▸ **Task directions**
Your output must consist solely of the lines from the one containing "Convert this screenshot" through the end of the records, reproduced exactly.

(Extracted data entries)
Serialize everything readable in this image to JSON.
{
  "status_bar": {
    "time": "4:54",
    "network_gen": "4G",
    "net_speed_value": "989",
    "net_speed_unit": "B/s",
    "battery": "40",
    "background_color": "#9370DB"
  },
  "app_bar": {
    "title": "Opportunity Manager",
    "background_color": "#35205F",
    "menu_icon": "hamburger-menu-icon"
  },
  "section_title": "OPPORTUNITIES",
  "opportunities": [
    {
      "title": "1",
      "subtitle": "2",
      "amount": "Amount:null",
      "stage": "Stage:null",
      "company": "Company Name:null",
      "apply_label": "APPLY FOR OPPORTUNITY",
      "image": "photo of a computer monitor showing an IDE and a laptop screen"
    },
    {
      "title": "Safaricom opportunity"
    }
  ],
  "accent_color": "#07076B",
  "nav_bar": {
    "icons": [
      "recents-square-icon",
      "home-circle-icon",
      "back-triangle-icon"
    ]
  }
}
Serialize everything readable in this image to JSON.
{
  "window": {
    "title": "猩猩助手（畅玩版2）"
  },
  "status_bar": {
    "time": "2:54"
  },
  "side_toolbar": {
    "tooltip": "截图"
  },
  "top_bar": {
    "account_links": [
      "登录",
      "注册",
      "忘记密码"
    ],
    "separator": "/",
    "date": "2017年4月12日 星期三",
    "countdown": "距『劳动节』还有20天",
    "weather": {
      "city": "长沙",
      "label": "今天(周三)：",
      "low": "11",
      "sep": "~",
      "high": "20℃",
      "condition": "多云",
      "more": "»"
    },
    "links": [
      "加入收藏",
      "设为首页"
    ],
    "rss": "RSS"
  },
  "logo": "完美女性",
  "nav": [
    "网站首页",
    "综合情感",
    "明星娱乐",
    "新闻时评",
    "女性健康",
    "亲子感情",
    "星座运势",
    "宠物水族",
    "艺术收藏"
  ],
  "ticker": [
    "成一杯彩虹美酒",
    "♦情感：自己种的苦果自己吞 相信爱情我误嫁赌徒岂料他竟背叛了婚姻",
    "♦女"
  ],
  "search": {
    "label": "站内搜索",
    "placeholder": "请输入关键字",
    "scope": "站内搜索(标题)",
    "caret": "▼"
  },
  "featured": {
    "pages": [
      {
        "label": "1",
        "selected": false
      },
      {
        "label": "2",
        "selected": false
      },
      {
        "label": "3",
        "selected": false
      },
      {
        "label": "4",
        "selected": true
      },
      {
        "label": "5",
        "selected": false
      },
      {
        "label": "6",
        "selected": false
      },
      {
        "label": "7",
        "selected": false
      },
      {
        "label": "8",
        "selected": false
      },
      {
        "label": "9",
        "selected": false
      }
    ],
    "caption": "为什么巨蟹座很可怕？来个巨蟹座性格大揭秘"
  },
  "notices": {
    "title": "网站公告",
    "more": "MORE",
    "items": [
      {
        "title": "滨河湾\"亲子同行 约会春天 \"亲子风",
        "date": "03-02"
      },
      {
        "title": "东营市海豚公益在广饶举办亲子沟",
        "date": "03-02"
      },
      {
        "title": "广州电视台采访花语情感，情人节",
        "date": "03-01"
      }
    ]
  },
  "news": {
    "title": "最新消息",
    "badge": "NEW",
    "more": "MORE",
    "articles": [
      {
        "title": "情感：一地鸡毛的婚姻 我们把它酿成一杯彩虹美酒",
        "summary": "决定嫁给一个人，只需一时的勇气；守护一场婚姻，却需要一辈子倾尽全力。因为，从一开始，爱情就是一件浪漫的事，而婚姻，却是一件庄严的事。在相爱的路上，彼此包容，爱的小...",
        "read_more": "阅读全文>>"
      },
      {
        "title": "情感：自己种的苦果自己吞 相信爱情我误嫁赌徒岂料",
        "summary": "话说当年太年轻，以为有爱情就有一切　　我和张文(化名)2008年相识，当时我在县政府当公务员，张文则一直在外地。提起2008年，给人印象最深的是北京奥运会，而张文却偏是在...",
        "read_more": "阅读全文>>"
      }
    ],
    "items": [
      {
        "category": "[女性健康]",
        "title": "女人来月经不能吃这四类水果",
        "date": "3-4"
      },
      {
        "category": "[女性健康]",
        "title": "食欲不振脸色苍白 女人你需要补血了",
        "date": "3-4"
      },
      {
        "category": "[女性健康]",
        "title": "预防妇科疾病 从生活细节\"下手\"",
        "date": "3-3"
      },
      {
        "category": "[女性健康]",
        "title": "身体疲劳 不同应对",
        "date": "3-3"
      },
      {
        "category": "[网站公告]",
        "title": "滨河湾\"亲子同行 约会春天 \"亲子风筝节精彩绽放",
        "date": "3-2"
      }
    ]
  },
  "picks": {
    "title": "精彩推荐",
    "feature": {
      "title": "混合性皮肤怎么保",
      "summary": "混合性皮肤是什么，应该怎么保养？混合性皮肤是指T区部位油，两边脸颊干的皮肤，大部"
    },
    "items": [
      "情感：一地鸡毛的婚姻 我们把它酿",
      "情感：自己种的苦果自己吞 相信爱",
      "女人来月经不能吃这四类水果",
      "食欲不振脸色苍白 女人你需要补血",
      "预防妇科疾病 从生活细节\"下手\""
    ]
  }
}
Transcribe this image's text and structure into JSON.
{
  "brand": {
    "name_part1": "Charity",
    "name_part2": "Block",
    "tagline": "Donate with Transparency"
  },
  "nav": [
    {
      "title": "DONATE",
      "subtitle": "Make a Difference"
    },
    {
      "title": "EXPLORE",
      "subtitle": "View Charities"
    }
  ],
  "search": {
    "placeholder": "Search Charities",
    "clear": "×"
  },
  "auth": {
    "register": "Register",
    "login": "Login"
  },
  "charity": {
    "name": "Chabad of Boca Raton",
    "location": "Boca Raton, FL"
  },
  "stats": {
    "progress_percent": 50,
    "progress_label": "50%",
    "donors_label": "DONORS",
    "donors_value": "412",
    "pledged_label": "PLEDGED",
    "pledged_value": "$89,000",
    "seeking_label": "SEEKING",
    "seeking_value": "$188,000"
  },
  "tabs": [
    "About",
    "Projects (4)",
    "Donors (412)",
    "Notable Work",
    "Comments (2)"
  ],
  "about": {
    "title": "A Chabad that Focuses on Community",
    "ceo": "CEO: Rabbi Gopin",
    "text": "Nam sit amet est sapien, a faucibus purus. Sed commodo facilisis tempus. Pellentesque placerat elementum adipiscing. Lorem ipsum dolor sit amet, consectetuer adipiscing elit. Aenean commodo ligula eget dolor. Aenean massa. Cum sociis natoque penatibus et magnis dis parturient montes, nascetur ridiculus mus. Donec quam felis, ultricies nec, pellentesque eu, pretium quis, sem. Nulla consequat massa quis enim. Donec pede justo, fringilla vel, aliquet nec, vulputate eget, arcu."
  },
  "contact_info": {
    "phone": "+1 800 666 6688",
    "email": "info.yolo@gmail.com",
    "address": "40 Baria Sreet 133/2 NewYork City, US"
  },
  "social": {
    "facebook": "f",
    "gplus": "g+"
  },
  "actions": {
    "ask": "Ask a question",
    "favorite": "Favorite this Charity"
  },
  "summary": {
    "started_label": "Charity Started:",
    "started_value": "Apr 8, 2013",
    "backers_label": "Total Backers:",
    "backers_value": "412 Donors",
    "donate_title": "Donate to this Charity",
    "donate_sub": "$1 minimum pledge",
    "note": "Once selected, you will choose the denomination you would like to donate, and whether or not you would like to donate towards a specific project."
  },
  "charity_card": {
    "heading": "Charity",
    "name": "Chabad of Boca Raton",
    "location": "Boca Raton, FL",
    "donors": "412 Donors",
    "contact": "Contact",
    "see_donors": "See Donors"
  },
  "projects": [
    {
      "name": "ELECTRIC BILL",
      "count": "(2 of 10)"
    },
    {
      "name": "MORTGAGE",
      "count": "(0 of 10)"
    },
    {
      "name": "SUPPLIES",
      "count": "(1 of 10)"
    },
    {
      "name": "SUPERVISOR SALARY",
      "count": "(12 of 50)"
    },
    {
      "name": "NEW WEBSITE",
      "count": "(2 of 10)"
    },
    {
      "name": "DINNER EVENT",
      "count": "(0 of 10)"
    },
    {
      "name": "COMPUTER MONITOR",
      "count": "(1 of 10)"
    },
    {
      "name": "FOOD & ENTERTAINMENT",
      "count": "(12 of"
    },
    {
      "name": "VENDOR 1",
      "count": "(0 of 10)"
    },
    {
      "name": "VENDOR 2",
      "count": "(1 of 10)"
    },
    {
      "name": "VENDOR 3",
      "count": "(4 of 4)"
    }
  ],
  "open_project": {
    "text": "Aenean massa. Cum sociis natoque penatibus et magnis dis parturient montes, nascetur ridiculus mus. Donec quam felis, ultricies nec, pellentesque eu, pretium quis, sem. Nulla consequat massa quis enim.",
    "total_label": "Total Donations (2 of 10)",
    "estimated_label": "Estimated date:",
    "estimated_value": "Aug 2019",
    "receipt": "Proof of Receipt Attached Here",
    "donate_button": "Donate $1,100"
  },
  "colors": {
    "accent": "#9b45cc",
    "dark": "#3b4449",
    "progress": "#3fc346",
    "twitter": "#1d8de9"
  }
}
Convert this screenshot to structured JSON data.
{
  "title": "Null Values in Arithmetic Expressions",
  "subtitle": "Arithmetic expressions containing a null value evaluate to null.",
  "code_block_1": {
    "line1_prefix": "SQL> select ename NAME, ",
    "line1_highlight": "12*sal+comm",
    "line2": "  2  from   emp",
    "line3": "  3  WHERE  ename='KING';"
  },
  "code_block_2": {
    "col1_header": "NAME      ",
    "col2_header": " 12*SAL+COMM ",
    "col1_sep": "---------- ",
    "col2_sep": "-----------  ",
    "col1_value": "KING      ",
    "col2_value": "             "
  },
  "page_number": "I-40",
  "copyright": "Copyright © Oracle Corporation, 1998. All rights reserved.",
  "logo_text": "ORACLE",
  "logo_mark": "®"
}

▸ **Task response**
Convert this screenshot to structured JSON data.
{
  "title": "Null Values in Arithmetic Expressions",
  "subtitle": "Arithmetic expressions containing a null value evaluate to null.",
  "code_block_1": {
    "line1_prefix": "SQL> select ename NAME, ",
    "line1_highlight": "12*sal+comm",
    "line2": "  2  from   emp",
    "line3": "  3  WHERE  ename='KING';"
  },
  "code_block_2": {
    "col1_header": "NAME      ",
    "col2_header": " 12*SAL+COMM ",
    "col1_sep": "---------- ",
    "col2_sep": "-----------  ",
    "col1_value": "KING      ",
    "col2_value": "             "
  },
  "page_number": "I-40",
  "copyright": "Copyright © Oracle Corporation, 1998. All rights reserved.",
  "logo_text": "ORACLE",
  "logo_mark": "®"
}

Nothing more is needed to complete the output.